(WORK TO BE COMPLETED)
Provide nothing but the number of lines containing the string "Acción".

(Records contained in a dataset)
____________________
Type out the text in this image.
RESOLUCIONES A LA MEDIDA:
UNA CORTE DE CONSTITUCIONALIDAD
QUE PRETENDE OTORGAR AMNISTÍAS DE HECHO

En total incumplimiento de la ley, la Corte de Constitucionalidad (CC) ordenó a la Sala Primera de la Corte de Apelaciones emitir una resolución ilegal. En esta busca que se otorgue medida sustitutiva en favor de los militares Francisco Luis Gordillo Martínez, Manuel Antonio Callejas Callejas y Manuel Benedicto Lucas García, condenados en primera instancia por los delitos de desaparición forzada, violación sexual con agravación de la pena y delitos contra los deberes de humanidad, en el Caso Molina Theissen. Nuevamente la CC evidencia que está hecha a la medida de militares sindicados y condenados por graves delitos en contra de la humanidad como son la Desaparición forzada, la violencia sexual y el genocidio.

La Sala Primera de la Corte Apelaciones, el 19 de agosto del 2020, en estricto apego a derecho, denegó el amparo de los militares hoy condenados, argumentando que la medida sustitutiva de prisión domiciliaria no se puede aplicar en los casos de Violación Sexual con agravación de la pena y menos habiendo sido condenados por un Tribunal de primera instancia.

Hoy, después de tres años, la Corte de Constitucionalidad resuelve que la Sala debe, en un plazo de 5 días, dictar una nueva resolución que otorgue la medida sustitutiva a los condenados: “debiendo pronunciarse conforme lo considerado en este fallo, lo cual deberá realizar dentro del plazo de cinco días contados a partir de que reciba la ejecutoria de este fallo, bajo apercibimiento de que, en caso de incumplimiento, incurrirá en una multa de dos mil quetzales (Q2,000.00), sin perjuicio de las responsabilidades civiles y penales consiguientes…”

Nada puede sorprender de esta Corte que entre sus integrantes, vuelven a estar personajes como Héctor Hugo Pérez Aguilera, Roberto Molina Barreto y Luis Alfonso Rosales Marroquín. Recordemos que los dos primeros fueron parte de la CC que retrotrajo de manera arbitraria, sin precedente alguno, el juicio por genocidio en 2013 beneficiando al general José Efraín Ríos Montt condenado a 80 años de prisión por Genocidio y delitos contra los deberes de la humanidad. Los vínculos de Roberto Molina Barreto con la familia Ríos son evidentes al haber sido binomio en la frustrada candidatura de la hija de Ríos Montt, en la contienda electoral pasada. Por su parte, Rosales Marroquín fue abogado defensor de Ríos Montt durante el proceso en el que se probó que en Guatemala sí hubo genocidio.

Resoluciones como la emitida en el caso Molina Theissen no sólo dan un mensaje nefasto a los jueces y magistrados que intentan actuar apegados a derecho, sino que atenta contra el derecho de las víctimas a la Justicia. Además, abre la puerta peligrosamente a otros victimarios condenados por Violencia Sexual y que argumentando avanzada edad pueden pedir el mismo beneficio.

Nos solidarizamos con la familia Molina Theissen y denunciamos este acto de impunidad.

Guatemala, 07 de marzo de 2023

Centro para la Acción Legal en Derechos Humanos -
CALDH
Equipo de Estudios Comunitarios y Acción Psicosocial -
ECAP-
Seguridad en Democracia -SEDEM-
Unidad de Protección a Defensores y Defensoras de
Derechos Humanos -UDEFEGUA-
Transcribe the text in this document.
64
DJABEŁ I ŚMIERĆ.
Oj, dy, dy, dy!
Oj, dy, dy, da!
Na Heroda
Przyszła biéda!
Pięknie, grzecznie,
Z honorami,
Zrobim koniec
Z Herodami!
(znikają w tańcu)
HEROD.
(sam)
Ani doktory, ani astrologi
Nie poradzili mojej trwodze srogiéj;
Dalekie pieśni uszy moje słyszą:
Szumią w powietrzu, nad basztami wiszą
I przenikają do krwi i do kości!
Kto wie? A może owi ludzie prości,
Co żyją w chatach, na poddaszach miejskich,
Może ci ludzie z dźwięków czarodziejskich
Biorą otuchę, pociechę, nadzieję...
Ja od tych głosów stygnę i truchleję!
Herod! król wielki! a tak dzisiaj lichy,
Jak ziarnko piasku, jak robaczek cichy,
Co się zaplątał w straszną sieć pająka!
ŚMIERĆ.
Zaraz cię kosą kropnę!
____________________
(IN RESPONSE)
2